== SET PROBLEM ==
Please reproduce the lines of the listing from the line with "zoom-label: Zoom bbox=[444, 91, 480, 105]" to the line with "1028, 424, 1054]", both included, without any changes.

== PROVIDED MATERIAL ==
────────
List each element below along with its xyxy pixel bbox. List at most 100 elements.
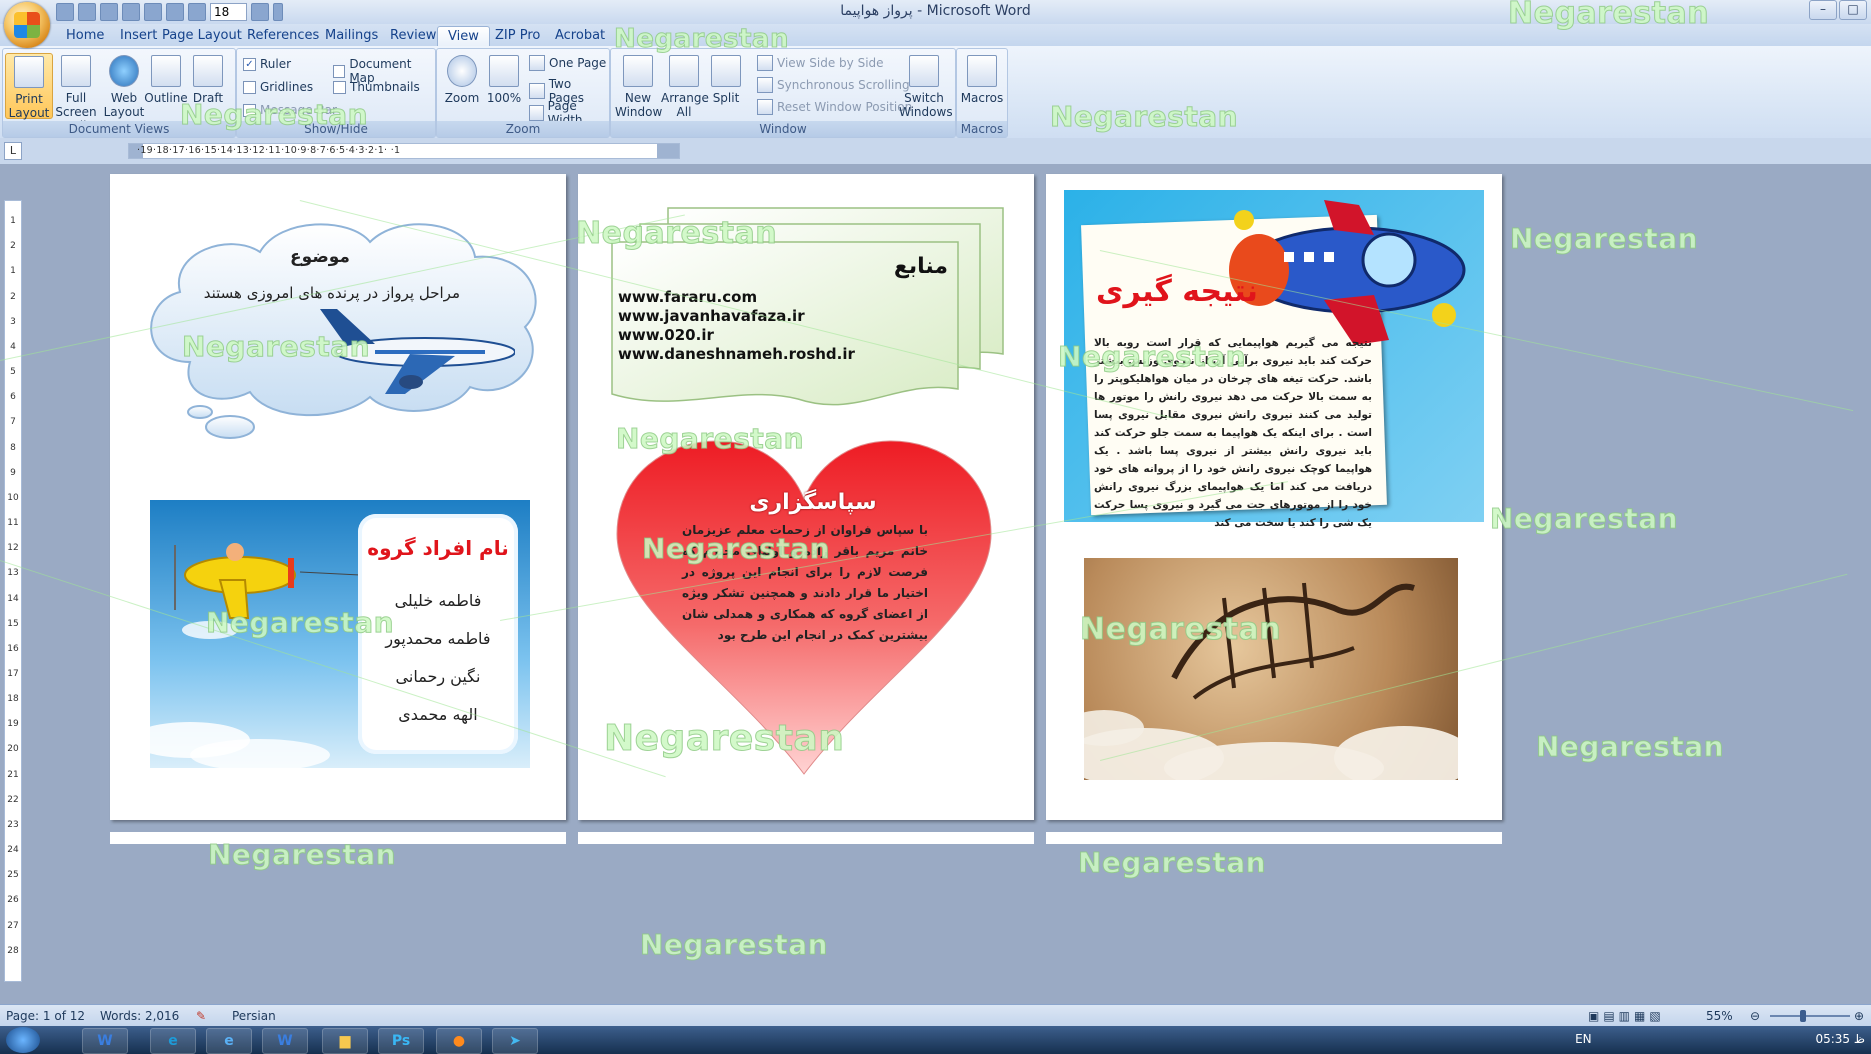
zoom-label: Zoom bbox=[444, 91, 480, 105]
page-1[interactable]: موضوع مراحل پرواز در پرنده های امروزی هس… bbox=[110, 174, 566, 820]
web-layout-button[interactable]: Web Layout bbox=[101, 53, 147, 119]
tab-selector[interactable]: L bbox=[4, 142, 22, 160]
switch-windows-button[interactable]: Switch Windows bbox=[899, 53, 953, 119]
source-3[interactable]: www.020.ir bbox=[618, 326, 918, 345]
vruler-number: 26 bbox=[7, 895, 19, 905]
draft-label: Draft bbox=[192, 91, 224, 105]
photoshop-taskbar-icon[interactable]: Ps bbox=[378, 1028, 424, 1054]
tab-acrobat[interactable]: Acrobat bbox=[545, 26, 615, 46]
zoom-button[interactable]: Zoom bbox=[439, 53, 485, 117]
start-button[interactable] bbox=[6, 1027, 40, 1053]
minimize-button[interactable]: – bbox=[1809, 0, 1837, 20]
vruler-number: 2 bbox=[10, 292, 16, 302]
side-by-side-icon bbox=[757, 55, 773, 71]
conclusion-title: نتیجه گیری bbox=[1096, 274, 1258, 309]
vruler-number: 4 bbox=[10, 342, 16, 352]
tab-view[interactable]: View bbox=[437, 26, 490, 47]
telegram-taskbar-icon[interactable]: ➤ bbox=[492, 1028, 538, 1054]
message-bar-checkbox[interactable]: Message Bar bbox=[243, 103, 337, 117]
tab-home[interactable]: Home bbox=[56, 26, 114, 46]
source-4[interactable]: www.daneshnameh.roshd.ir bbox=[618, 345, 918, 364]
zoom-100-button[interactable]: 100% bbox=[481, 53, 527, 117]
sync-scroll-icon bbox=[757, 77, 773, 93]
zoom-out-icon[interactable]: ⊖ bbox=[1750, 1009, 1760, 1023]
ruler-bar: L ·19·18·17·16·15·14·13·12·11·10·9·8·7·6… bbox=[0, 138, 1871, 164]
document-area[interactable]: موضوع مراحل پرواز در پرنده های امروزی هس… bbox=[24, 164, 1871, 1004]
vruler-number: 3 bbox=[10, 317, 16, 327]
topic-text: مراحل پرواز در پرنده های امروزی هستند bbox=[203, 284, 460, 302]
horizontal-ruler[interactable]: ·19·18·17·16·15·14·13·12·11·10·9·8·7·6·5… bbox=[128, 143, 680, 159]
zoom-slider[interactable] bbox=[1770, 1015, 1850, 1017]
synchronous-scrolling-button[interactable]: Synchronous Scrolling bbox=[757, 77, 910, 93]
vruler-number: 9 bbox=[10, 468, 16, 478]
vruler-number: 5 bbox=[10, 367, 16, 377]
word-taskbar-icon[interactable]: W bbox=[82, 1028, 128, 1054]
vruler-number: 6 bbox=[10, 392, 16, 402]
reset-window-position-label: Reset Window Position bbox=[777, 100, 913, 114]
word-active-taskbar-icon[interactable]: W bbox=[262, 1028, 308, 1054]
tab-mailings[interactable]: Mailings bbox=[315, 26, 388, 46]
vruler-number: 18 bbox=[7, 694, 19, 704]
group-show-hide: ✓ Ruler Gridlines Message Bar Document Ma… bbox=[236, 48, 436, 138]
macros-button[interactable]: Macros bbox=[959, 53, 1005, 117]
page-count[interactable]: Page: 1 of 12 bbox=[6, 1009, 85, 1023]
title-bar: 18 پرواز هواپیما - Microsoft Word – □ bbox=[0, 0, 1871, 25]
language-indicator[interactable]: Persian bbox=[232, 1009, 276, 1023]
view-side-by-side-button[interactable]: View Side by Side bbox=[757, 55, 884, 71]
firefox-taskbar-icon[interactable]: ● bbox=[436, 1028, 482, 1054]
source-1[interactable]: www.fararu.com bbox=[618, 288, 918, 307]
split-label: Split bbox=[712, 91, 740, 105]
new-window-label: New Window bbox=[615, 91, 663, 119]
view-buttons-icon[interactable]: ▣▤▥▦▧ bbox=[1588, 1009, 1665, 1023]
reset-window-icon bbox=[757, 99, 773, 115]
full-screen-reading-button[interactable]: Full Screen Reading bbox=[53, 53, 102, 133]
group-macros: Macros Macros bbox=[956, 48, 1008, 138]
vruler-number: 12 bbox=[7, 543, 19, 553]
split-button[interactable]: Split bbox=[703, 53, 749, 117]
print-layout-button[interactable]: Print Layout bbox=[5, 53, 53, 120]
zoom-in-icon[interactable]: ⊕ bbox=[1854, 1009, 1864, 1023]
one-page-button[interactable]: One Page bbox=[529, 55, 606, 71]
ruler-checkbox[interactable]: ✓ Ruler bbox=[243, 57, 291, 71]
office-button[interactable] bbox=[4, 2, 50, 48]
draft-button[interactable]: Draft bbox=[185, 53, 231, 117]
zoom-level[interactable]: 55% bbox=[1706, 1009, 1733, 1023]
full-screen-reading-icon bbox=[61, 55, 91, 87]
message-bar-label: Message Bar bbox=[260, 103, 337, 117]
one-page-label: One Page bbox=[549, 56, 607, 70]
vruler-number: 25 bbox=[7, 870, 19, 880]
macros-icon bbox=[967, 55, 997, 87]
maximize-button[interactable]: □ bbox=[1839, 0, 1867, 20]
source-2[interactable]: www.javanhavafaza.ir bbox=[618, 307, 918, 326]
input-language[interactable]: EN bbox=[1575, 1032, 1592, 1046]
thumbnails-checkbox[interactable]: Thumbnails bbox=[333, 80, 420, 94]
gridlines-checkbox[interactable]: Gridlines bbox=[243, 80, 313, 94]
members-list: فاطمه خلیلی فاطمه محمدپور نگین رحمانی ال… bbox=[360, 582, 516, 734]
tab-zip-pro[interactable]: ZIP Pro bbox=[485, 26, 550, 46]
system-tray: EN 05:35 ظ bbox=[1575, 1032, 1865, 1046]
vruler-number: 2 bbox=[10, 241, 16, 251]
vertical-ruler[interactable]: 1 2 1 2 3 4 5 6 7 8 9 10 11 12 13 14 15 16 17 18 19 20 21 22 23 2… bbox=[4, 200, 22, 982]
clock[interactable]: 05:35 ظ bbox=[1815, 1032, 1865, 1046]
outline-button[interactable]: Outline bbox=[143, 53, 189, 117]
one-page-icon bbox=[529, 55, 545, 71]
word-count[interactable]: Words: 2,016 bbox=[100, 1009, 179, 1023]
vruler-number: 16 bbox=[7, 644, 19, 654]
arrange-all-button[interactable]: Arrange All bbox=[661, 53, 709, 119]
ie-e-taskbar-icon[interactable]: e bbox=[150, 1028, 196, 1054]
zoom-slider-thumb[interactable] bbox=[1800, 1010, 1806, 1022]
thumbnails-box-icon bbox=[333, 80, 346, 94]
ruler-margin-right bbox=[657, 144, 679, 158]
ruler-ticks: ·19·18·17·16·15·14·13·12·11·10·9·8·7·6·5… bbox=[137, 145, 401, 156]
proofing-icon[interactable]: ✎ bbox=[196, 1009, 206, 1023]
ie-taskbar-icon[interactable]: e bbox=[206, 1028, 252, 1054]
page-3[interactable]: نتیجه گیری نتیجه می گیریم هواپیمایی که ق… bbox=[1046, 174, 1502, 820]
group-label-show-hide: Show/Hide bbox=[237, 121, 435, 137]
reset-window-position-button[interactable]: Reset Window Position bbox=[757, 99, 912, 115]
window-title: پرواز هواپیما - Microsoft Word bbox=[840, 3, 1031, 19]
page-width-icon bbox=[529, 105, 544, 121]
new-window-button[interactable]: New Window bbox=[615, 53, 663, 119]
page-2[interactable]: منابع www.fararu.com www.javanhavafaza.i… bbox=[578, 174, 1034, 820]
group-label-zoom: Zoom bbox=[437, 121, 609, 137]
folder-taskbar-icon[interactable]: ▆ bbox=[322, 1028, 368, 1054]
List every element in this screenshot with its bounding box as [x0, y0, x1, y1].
────────
== ANSWER FOR THE TASK ==
zoom-label: Zoom bbox=[444, 91, 480, 105]
page-1[interactable]: موضوع مراحل پرواز در پرنده های امروزی هس… bbox=[110, 174, 566, 820]
web-layout-button[interactable]: Web Layout bbox=[101, 53, 147, 119]
tab-selector[interactable]: L bbox=[4, 142, 22, 160]
switch-windows-button[interactable]: Switch Windows bbox=[899, 53, 953, 119]
source-3[interactable]: www.020.ir bbox=[618, 326, 918, 345]
vruler-number: 26 bbox=[7, 895, 19, 905]
draft-label: Draft bbox=[192, 91, 224, 105]
photoshop-taskbar-icon[interactable]: Ps bbox=[378, 1028, 424, 1054]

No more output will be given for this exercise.